- Objective
For every line in the data below that contains "name", copy the line.

── Extracted material

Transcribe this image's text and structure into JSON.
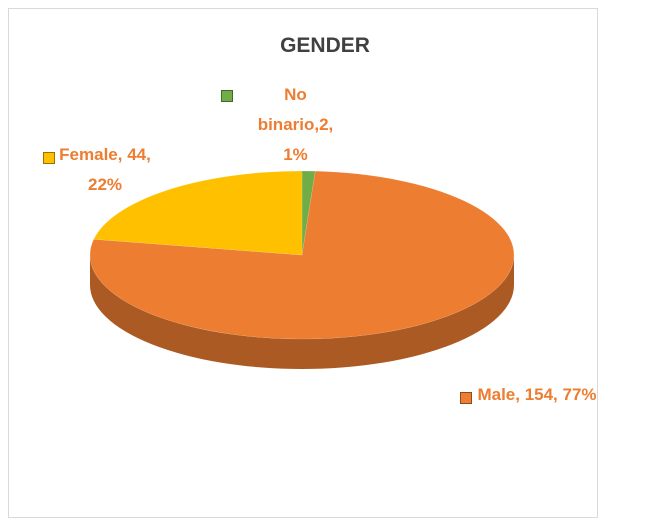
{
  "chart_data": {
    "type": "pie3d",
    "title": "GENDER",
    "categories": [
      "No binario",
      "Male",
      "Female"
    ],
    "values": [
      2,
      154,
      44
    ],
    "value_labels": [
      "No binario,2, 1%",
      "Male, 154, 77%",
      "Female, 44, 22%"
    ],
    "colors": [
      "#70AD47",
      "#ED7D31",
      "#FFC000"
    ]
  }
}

────
── Extracted material

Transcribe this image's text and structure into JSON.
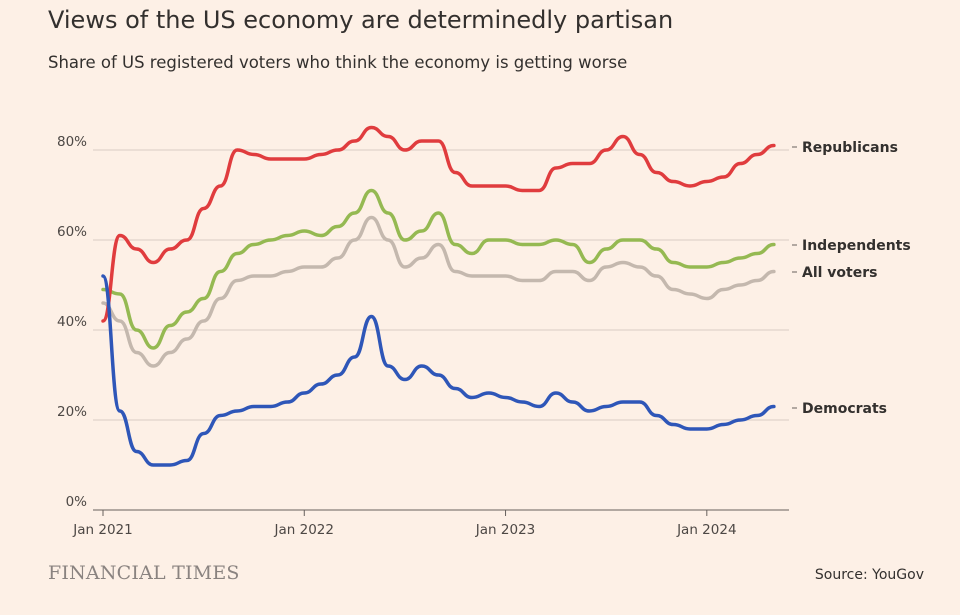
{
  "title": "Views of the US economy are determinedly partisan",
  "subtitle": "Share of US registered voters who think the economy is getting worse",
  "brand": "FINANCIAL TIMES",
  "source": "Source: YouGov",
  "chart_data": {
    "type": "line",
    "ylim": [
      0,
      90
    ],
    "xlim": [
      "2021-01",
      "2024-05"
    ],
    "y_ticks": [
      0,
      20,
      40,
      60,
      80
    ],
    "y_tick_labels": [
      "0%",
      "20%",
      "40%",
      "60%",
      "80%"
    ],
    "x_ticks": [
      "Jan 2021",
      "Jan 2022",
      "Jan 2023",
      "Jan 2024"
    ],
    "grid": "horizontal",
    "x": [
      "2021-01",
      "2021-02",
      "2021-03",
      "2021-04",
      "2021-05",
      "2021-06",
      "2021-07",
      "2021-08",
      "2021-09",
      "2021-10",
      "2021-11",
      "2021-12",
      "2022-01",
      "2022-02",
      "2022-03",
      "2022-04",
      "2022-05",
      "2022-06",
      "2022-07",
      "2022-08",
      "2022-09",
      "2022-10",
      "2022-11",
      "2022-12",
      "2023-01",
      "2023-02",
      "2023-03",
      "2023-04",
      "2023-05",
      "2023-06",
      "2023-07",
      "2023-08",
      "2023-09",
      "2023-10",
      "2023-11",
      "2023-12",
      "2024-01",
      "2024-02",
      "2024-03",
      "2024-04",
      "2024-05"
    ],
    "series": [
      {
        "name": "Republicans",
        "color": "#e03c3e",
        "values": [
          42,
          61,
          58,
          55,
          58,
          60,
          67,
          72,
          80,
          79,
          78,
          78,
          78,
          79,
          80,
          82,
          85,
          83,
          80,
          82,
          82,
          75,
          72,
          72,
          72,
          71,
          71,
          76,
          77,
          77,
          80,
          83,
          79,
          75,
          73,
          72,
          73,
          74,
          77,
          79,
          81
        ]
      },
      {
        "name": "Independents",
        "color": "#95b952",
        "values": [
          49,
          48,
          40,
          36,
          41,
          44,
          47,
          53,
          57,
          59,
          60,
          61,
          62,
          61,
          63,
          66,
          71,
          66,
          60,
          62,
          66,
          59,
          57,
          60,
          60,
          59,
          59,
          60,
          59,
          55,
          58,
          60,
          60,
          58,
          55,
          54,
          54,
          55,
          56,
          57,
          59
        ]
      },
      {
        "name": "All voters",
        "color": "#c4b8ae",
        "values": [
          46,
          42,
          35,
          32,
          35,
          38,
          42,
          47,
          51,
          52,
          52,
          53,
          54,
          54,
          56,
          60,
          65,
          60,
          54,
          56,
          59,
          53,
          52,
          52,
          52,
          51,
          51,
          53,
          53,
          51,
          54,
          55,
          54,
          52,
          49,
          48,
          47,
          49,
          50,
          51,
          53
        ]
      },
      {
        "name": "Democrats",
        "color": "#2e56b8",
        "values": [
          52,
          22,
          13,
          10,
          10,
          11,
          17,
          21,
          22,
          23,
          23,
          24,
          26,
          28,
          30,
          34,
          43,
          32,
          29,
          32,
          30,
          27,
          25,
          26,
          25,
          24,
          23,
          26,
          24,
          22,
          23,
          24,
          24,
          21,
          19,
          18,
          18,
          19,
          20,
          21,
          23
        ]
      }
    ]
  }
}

────

- Exercise output
        "name": "Republicans",
        "name": "Independents",
        "name": "All voters",
        "name": "Democrats",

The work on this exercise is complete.